Muhalefetsiz Demokrasi
Milli Gazete-Köşe Yazıları
- 29 Ocak 2019
Salı
Demokratik ve çoğulcu bir sistemde iktidar kadar muhalefetin de yeri, önemi, ağırlığı, hizmeti vardır. Maalesef şu anda, BüyükMillet Meclisi çatısı altında güçlü bir muhalefet yoktur. CHP vardır ama ciddi ve vasıflı muhalefet yapamamaktadır.
Muhalefetin cılızlığı, güçsüzlüğü, yokluğu sistem için büyük bir zaaf, eksiklik ve tehlikedir.
Anayasamız, kanunlarımız, sosyal ve kültürel yapımız muhalefet yapmaya son derece müsaittir. Ülkenin şartları da müsaittir. Peki niçin yapılamıyor? Bunun birinci sebebi, bizde siyasi yapının bir çıkmaza girmiş olması, son derece kirlenmiş bulunmasıdır.

> Veri Kümesi:
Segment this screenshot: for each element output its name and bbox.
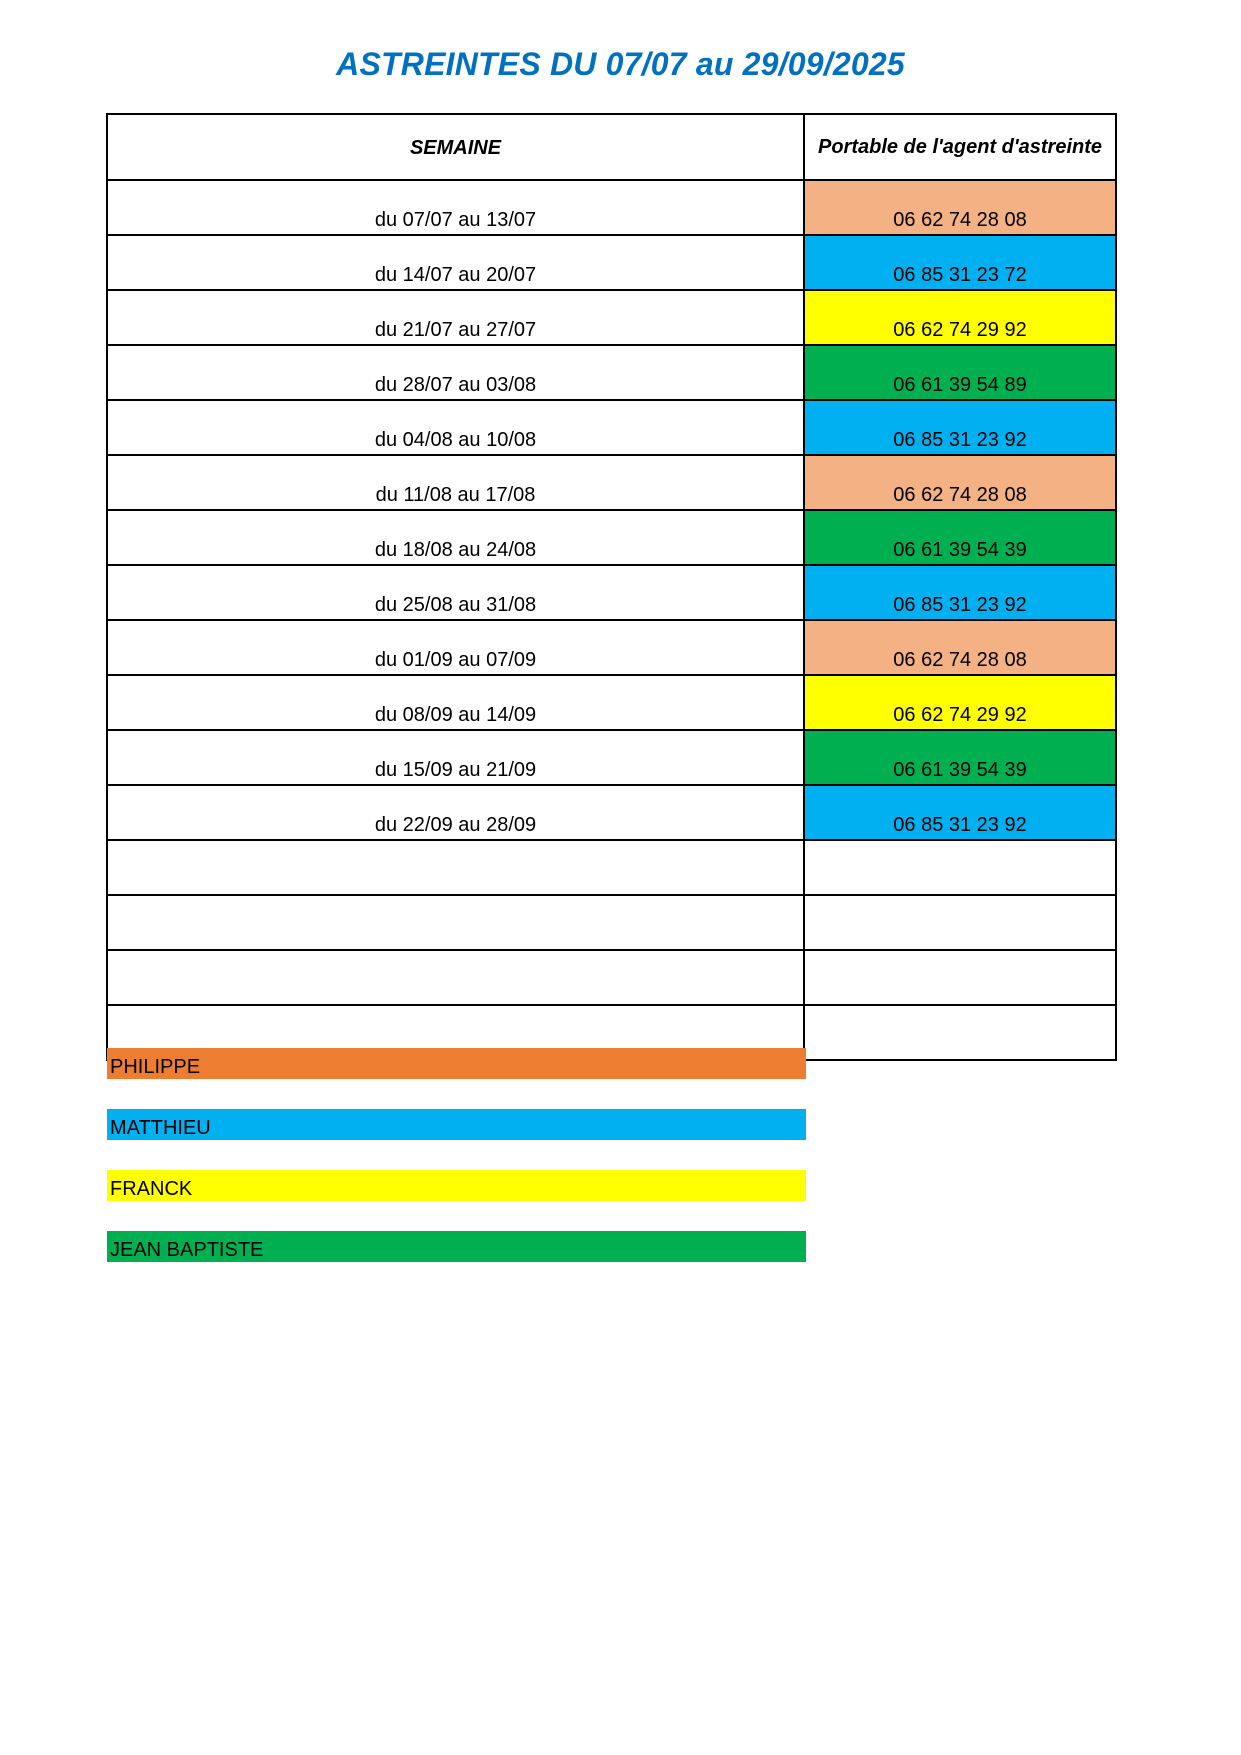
week-cell: du 07/07 au 13/07 [107, 180, 804, 235]
on-call-table [106, 113, 1117, 1061]
phone-cell: 06 61 39 54 39 [804, 510, 1116, 565]
table-row [107, 455, 1116, 510]
table-row [107, 400, 1116, 455]
table-row [107, 840, 1116, 895]
table-row [107, 565, 1116, 620]
week-cell [107, 840, 804, 895]
week-cell: du 04/08 au 10/08 [107, 400, 804, 455]
phone-cell: 06 61 39 54 39 [804, 730, 1116, 785]
phone-cell: 06 85 31 23 92 [804, 400, 1116, 455]
phone-cell [804, 895, 1116, 950]
table-row [107, 510, 1116, 565]
phone-cell [804, 840, 1116, 895]
table-row [107, 730, 1116, 785]
legend-item: PHILIPPE [107, 1048, 806, 1079]
week-column-header: SEMAINE [107, 114, 804, 180]
table-row [107, 785, 1116, 840]
week-cell: du 14/07 au 20/07 [107, 235, 804, 290]
week-cell [107, 895, 804, 950]
week-cell: du 01/09 au 07/09 [107, 620, 804, 675]
week-cell: du 28/07 au 03/08 [107, 345, 804, 400]
table-row [107, 675, 1116, 730]
phone-cell: 06 85 31 23 92 [804, 785, 1116, 840]
week-cell [107, 950, 804, 1005]
legend-item: MATTHIEU [107, 1109, 806, 1140]
phone-cell [804, 950, 1116, 1005]
week-cell: du 11/08 au 17/08 [107, 455, 804, 510]
week-cell: du 15/09 au 21/09 [107, 730, 804, 785]
phone-column-header: Portable de l'agent d'astreinte [804, 114, 1116, 180]
table-row [107, 895, 1116, 950]
legend-item: FRANCK [107, 1170, 806, 1201]
table-row [107, 620, 1116, 675]
week-cell: du 08/09 au 14/09 [107, 675, 804, 730]
week-cell: du 25/08 au 31/08 [107, 565, 804, 620]
week-cell: du 21/07 au 27/07 [107, 290, 804, 345]
phone-cell: 06 61 39 54 89 [804, 345, 1116, 400]
phone-cell: 06 62 74 28 08 [804, 455, 1116, 510]
page-title: ASTREINTES DU 07/07 au 29/09/2025 [336, 46, 905, 82]
table-header-row [107, 114, 1116, 180]
phone-cell [804, 1005, 1116, 1060]
legend-item: JEAN BAPTISTE [107, 1231, 806, 1262]
week-cell: du 22/09 au 28/09 [107, 785, 804, 840]
phone-cell: 06 62 74 28 08 [804, 620, 1116, 675]
table-row [107, 235, 1116, 290]
table-row [107, 345, 1116, 400]
phone-cell: 06 62 74 29 92 [804, 675, 1116, 730]
color-legend [107, 1048, 806, 1292]
table-row [107, 180, 1116, 235]
phone-cell: 06 85 31 23 92 [804, 565, 1116, 620]
table-row [107, 290, 1116, 345]
table-row [107, 950, 1116, 1005]
phone-cell: 06 62 74 29 92 [804, 290, 1116, 345]
phone-cell: 06 85 31 23 72 [804, 235, 1116, 290]
phone-cell: 06 62 74 28 08 [804, 180, 1116, 235]
week-cell: du 18/08 au 24/08 [107, 510, 804, 565]
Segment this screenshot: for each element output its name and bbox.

> Yapılacak İşlemler:
- a) Muhalefetle ilgili köşe yazısında "Muhalefetsiz Demokrasi" ifadesinden "vasıflı muhalefet yapamamaktadır." ifadesine kadar uzanan bölümü olduğu gibi yazınız.
- b) Muhalefetle ilgili köşe yazısındaki "Muhalefetin cılızlığı, güçsüzlüğü, yokluğu sistem için büyük bir zaaf, eksiklik ve tehlikedir." cümlesini İngilizceye çeviriniz.
- c) Muhalefetle ilgili köşe yazısını kaldığı yerden sürdürünüz.

> Yanıtlar:
- a)
Muhalefetsiz Demokrasi
Milli Gazete-Köşe Yazıları
- 29 Ocak 2019
Salı
Demokratik ve çoğulcu bir sistemde iktidar kadar muhalefetin de yeri, önemi, ağırlığı, hizmeti vardır. Maalesef şu anda, BüyükMillet Meclisi çatısı altında güçlü bir muhalefet yoktur. CHP vardır ama ciddi ve vasıflı muhalefet yapamamaktadır.

- b) The feebleness, weakness and absence of the opposition are a great flaw, shortcoming and danger for the system.

- c)
Peki bizde ciddi, vasıflı, ağırlıklı muhalefet yok da, bu sıfatlara sahip bir iktidar var mıdır? Maalesef o da yoktur. Açık konuşmak gerekirse, bizde ne iktidar vardır, ne muhalefet.
AKPiktidarı meşruiyetini ve icazetini ABD’den, Avrupa Birliği’nden, İsrail’den, uluslararası Siyonizmden, Bilderberg’den almıştır. Onlara birtakım sözler verilmiş, taahhütlerde bulunulmuştur. Bunlar yerine getirilmezse, altı ay içinde tepetaklak edilirler.
Eskisi kadar güçlü olmasa bile, Türkiye’deki asıl iktidar görünmeyen, Gizli Devlettir. Bu devleti hangi şahıslar, zümreler, kurumlar temsil etmektedir? Bu hususta çok açık ve seçik bir şey söylenemez, isim verilemez.
Demokrasinin dünya üzerinde, sosyalizm gibi düzinelerce çeşidi vardır. Ne kadar arzu edilse, istenilse, hasreti çekilse de, bizde bir İngiliz demokrasisi gibi demokrasi kurulamaz, yaşayamaz.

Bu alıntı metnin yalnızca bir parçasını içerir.